**Records supplied**

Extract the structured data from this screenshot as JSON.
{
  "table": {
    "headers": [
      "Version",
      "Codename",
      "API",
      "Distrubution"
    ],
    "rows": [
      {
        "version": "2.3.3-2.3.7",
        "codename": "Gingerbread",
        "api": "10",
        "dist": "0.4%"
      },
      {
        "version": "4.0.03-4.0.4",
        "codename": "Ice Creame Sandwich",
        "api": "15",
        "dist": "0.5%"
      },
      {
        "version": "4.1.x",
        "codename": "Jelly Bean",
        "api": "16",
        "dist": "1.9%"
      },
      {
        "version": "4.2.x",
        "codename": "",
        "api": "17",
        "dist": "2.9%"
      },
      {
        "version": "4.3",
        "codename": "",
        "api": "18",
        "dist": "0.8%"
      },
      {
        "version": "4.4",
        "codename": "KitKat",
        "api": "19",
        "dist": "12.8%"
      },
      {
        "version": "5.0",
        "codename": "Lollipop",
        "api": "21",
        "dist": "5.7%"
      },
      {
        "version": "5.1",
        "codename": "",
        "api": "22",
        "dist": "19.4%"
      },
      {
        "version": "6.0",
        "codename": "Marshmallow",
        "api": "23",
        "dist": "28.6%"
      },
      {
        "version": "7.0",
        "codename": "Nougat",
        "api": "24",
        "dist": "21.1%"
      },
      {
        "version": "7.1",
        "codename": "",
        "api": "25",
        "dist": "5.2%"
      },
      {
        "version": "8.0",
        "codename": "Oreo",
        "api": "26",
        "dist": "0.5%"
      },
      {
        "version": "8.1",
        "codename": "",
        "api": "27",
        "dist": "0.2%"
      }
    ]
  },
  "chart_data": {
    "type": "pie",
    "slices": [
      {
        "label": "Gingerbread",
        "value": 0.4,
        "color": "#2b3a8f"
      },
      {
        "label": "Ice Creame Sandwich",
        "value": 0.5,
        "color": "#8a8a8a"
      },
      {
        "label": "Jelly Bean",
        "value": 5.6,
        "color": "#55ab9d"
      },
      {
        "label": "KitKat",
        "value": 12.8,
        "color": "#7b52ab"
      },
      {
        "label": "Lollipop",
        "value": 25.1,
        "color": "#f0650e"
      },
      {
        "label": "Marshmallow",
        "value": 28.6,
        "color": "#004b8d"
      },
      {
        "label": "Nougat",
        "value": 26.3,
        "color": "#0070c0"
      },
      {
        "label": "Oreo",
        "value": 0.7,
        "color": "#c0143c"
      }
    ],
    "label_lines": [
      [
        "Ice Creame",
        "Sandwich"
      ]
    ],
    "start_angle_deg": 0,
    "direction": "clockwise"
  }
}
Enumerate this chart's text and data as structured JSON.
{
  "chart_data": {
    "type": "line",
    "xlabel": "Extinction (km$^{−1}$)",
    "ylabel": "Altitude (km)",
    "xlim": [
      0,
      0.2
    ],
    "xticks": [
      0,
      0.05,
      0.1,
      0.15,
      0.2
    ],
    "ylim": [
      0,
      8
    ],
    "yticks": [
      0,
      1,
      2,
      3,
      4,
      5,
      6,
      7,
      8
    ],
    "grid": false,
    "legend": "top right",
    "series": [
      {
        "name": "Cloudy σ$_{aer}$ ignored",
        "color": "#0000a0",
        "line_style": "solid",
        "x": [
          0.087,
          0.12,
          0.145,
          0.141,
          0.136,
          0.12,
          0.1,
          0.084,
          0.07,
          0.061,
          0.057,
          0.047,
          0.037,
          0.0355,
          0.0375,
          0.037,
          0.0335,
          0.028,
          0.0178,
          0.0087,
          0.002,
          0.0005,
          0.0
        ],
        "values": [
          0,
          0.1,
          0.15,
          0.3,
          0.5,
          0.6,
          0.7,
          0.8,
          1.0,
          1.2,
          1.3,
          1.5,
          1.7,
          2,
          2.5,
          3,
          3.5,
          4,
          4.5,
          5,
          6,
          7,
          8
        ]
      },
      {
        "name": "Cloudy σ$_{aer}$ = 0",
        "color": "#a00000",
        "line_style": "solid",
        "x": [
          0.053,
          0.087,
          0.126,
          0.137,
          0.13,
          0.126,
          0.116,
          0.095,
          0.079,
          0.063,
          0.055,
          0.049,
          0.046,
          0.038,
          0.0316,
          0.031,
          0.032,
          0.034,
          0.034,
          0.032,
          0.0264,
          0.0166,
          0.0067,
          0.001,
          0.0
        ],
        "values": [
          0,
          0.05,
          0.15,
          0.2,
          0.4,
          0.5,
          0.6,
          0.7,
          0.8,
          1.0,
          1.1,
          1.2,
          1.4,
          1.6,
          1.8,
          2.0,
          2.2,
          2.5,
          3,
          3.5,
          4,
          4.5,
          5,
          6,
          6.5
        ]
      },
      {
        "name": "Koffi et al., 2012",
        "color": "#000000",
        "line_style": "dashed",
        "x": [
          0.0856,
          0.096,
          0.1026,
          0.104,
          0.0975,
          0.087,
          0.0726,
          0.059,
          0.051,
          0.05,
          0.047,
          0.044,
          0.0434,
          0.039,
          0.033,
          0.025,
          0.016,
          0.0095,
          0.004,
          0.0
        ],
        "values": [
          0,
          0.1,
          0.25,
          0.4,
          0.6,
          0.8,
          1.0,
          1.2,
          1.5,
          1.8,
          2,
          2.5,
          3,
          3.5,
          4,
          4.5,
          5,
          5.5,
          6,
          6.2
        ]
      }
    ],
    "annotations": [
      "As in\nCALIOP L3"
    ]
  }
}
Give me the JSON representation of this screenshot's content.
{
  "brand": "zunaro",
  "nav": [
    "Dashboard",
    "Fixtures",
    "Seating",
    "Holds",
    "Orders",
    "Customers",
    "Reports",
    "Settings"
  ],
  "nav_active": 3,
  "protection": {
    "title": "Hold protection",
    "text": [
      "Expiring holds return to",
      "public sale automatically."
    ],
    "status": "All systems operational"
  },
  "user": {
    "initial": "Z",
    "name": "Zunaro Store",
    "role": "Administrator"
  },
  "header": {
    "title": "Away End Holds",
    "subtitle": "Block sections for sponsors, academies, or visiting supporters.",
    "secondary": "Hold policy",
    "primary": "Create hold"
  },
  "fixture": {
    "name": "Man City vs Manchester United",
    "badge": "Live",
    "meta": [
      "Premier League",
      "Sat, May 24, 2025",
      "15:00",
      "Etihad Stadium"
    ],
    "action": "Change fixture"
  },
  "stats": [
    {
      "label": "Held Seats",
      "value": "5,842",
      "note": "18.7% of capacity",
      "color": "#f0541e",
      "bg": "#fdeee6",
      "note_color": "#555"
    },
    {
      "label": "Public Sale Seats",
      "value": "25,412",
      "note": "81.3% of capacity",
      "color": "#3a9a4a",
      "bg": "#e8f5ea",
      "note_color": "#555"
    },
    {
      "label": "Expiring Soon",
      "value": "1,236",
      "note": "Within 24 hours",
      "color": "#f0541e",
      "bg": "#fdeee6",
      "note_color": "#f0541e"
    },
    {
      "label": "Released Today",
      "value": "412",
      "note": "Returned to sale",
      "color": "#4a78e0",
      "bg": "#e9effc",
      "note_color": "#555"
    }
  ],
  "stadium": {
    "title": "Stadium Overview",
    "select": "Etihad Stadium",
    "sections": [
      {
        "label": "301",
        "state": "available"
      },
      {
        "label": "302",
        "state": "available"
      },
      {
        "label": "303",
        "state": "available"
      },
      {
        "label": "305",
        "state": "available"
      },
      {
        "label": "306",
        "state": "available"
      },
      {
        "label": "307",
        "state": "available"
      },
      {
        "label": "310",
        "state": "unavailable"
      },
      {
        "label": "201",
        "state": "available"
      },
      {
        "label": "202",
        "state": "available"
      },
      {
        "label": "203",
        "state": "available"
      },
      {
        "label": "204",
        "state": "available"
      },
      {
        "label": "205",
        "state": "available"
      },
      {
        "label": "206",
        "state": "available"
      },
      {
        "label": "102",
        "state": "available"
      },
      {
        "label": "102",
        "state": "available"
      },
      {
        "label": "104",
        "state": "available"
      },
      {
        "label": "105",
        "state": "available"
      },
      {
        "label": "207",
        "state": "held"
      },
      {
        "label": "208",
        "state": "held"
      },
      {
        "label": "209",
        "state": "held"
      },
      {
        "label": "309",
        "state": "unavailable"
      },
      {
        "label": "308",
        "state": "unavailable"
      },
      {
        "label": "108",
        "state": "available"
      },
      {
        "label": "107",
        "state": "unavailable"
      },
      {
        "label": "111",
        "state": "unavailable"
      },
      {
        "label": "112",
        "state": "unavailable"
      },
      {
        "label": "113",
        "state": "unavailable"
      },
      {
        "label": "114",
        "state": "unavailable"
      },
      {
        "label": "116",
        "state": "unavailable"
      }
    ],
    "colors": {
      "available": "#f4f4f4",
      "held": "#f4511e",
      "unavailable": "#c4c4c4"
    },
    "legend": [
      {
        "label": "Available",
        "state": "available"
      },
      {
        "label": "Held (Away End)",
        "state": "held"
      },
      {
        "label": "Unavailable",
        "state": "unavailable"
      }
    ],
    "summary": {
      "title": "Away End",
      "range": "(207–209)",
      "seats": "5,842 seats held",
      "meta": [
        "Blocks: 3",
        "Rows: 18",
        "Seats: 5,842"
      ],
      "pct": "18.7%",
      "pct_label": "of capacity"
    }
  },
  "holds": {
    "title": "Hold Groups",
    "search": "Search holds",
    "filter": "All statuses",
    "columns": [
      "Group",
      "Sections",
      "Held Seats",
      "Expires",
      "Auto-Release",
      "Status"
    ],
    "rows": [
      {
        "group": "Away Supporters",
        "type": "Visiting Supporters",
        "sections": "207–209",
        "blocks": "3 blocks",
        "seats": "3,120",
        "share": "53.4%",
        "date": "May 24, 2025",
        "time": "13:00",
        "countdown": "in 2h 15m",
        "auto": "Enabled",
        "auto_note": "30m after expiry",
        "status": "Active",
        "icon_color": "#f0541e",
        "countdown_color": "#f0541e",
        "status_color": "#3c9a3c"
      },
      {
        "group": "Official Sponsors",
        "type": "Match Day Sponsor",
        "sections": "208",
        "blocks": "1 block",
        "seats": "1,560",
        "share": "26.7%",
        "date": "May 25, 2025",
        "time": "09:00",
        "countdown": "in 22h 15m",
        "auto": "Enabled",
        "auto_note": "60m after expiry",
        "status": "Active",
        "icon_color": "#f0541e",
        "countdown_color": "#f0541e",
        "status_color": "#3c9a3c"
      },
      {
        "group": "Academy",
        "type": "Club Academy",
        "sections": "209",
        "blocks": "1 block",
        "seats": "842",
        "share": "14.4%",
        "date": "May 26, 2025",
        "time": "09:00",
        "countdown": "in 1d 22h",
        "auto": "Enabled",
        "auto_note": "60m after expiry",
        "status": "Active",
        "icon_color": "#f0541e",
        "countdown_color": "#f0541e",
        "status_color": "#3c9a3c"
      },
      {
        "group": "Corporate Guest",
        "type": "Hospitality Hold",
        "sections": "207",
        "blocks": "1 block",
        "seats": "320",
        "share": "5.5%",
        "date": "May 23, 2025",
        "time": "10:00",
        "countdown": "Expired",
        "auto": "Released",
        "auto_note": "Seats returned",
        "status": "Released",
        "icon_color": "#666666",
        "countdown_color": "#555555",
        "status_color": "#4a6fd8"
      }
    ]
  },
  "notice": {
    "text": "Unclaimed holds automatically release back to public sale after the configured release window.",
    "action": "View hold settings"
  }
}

**Your goal**
Gather each line of the listing that holds the string "Released".

**Solution for this task**
      "label": "Released Today",
        "auto": "Released",
        "status": "Released",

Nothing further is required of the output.